##### INPUT DATA #####

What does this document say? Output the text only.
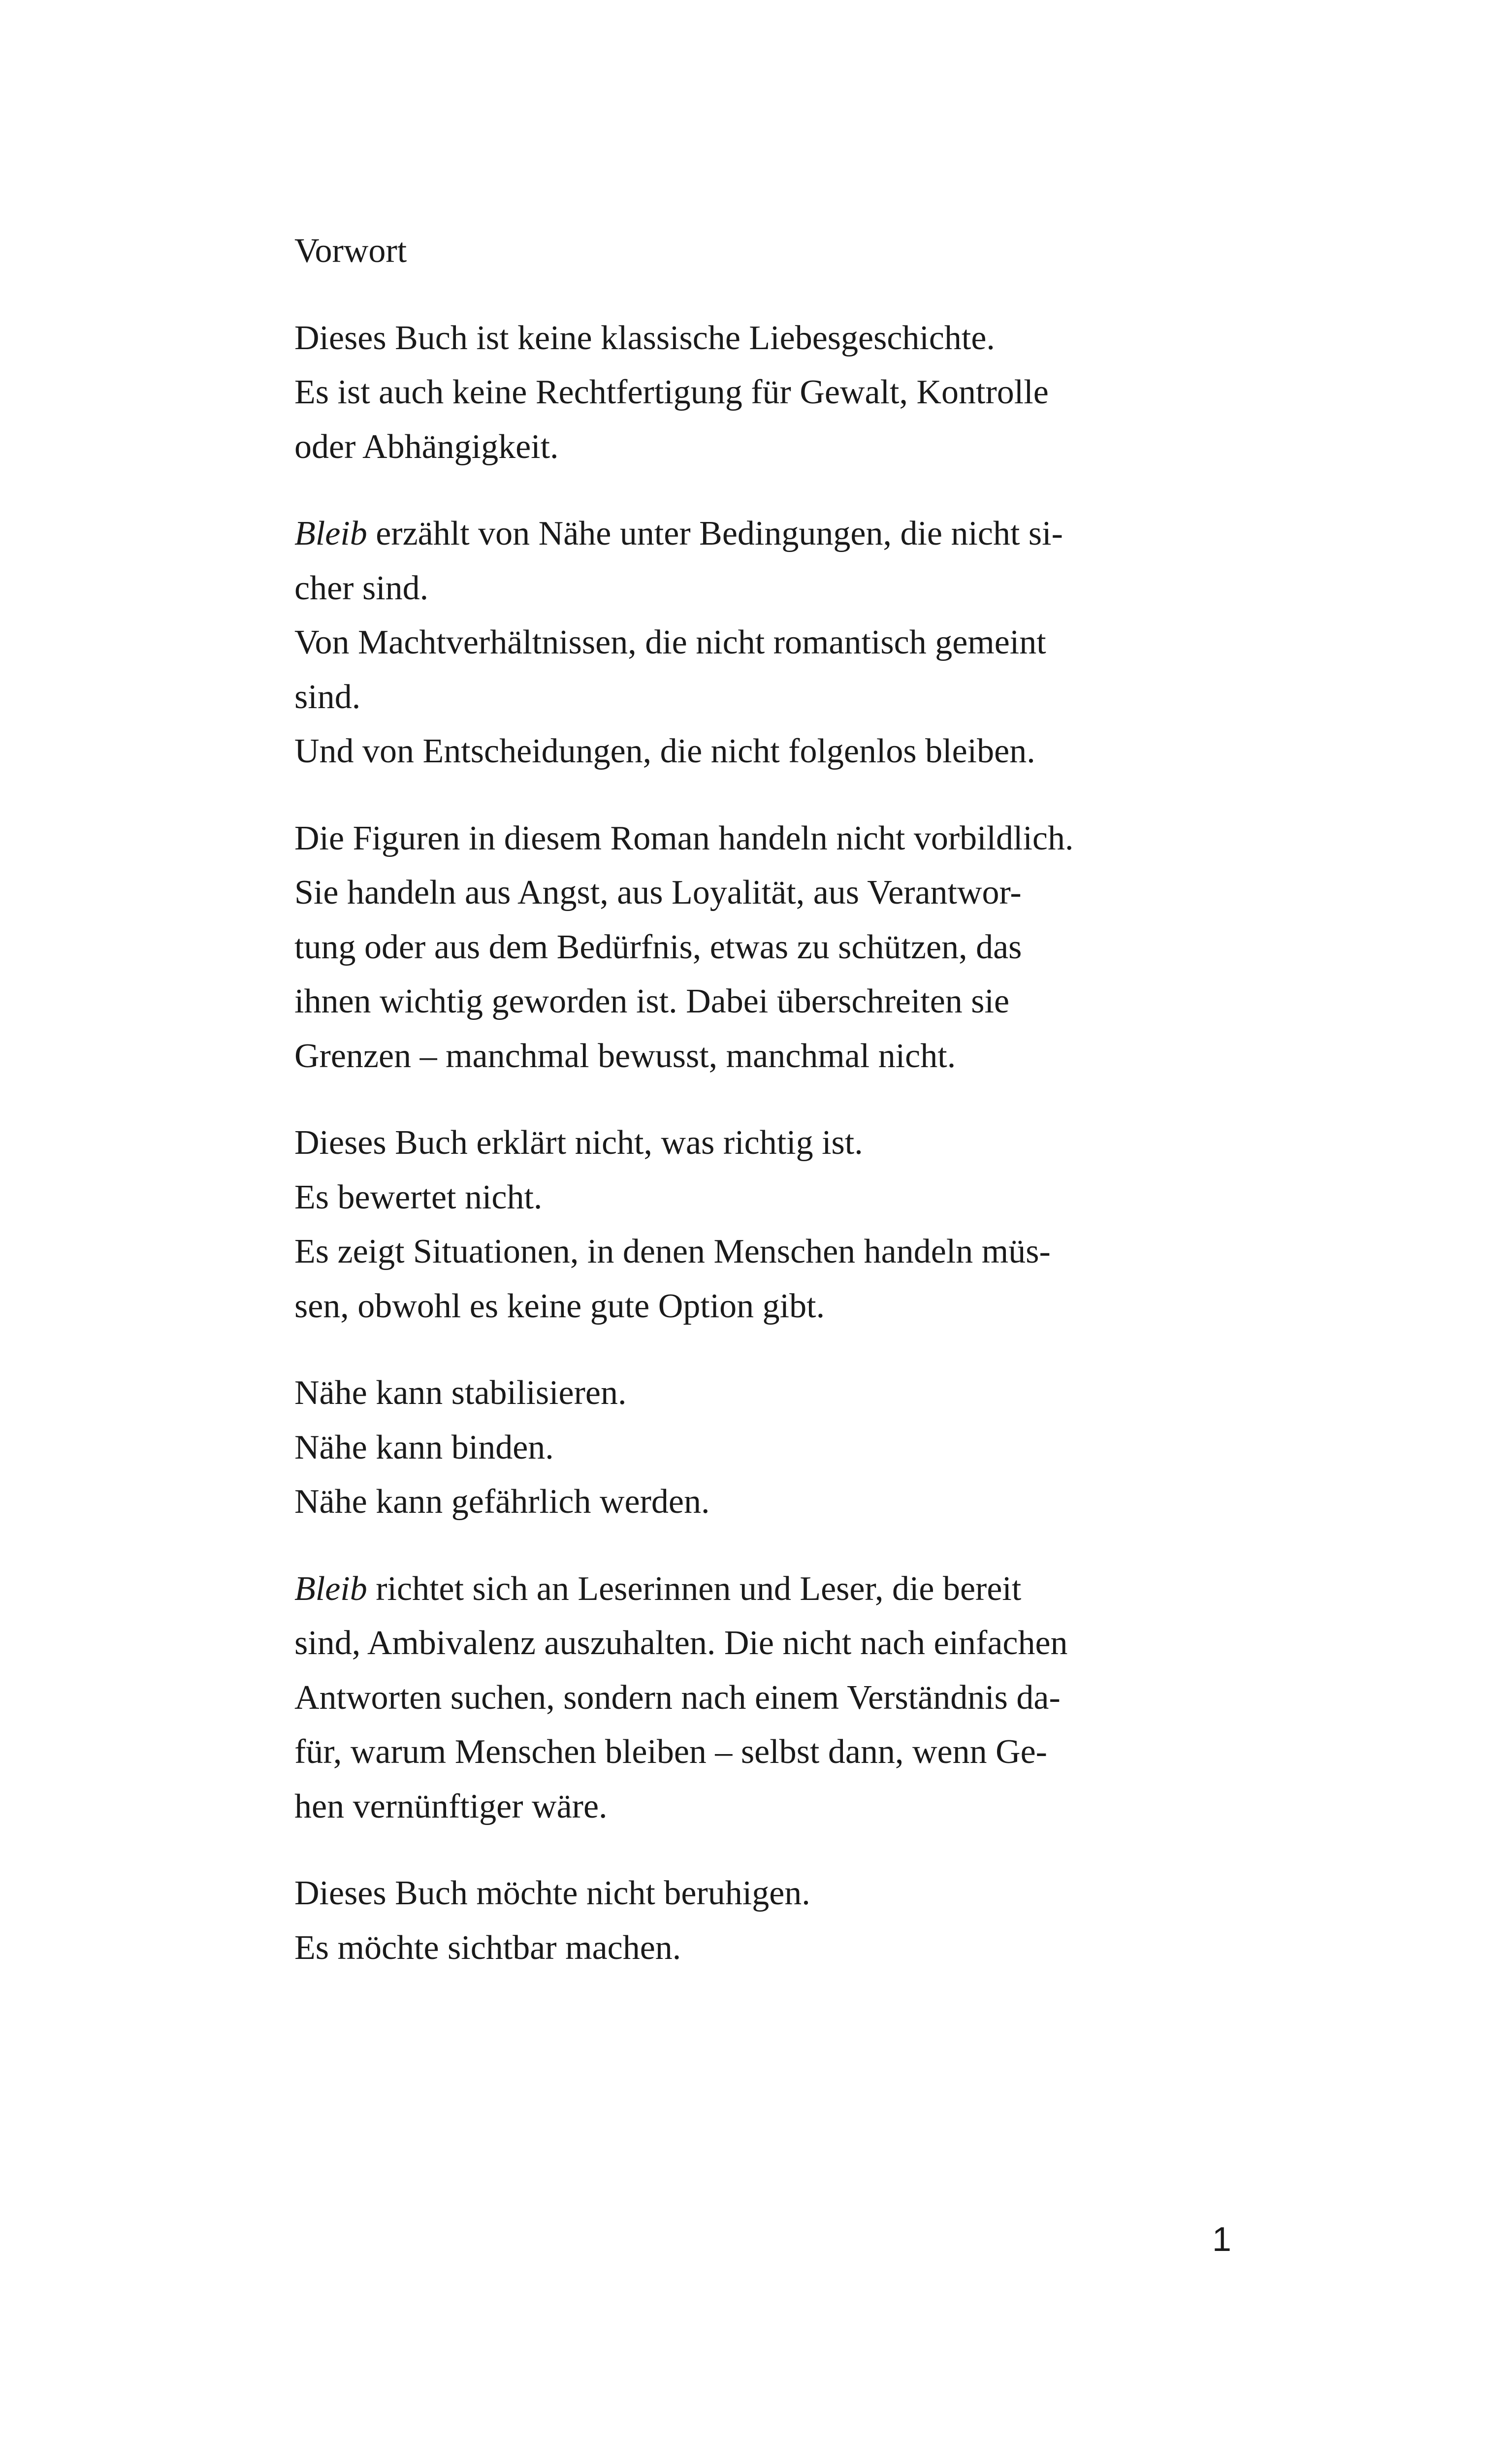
Vorwort
Dieses Buch ist keine klassische Liebesgeschichte.
Es ist auch keine Rechtfertigung für Gewalt, Kontrolle
oder Abhängigkeit.
Bleib erzählt von Nähe unter Bedingungen, die nicht si-
cher sind.
Von Machtverhältnissen, die nicht romantisch gemeint
sind.
Und von Entscheidungen, die nicht folgenlos bleiben.
Die Figuren in diesem Roman handeln nicht vorbildlich.
Sie handeln aus Angst, aus Loyalität, aus Verantwor-
tung oder aus dem Bedürfnis, etwas zu schützen, das
ihnen wichtig geworden ist. Dabei überschreiten sie
Grenzen – manchmal bewusst, manchmal nicht.
Dieses Buch erklärt nicht, was richtig ist.
Es bewertet nicht.
Es zeigt Situationen, in denen Menschen handeln müs-
sen, obwohl es keine gute Option gibt.
Nähe kann stabilisieren.
Nähe kann binden.
Nähe kann gefährlich werden.
Bleib richtet sich an Leserinnen und Leser, die bereit
sind, Ambivalenz auszuhalten. Die nicht nach einfachen
Antworten suchen, sondern nach einem Verständnis da-
für, warum Menschen bleiben – selbst dann, wenn Ge-
hen vernünftiger wäre.
Dieses Buch möchte nicht beruhigen.
Es möchte sichtbar machen.
1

#####

- EXERCISE INSTRUCTIONS:
Write the full listing out again with every line unchanged, but include no pictures.

- FINAL RESULT:
What does this document say? Output the text only.
Vorwort
Dieses Buch ist keine klassische Liebesgeschichte.
Es ist auch keine Rechtfertigung für Gewalt, Kontrolle
oder Abhängigkeit.
Bleib erzählt von Nähe unter Bedingungen, die nicht si-
cher sind.
Von Machtverhältnissen, die nicht romantisch gemeint
sind.
Und von Entscheidungen, die nicht folgenlos bleiben.
Die Figuren in diesem Roman handeln nicht vorbildlich.
Sie handeln aus Angst, aus Loyalität, aus Verantwor-
tung oder aus dem Bedürfnis, etwas zu schützen, das
ihnen wichtig geworden ist. Dabei überschreiten sie
Grenzen – manchmal bewusst, manchmal nicht.
Dieses Buch erklärt nicht, was richtig ist.
Es bewertet nicht.
Es zeigt Situationen, in denen Menschen handeln müs-
sen, obwohl es keine gute Option gibt.
Nähe kann stabilisieren.
Nähe kann binden.
Nähe kann gefährlich werden.
Bleib richtet sich an Leserinnen und Leser, die bereit
sind, Ambivalenz auszuhalten. Die nicht nach einfachen
Antworten suchen, sondern nach einem Verständnis da-
für, warum Menschen bleiben – selbst dann, wenn Ge-
hen vernünftiger wäre.
Dieses Buch möchte nicht beruhigen.
Es möchte sichtbar machen.
1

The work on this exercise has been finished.